A run of records.
--- --- ---
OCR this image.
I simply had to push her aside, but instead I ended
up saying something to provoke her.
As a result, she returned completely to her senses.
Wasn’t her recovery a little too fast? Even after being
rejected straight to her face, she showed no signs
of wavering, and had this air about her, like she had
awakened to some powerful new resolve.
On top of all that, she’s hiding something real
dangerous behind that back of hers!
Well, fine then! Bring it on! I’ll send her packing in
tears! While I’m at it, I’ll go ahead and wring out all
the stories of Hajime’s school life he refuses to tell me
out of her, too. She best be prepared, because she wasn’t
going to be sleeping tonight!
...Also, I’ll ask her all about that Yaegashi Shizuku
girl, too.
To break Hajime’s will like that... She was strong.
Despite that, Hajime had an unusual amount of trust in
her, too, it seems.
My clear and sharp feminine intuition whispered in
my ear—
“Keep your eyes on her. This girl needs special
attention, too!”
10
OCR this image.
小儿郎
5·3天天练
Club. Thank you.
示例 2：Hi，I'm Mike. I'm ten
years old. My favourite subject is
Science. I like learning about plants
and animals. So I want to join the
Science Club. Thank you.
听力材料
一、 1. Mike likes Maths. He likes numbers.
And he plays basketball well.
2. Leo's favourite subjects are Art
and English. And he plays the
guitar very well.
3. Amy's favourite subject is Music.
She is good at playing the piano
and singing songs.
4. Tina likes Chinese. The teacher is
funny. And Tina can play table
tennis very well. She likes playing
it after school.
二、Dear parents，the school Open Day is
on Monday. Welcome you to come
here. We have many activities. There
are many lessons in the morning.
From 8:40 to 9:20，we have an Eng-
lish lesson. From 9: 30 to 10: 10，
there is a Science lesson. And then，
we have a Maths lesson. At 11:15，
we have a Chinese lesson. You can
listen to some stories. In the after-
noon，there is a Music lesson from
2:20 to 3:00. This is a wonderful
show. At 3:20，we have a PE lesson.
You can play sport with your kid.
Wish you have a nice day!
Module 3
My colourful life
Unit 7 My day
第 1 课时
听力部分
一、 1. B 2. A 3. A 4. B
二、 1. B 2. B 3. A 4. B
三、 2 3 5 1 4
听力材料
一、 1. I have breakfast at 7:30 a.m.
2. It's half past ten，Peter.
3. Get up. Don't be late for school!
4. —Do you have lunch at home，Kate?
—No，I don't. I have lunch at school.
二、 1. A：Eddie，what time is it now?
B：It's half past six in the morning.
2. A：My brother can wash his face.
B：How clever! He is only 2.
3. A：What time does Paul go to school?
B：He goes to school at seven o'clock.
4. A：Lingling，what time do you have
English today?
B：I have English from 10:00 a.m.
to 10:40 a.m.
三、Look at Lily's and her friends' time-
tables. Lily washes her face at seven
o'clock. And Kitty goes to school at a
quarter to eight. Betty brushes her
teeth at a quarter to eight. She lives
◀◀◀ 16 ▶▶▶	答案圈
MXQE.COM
--- --- ---
What you should do. Pull every line containing "eight" from the data.

Completed exercise.
quarter to eight. Betty brushes her
teeth at a quarter to eight. She lives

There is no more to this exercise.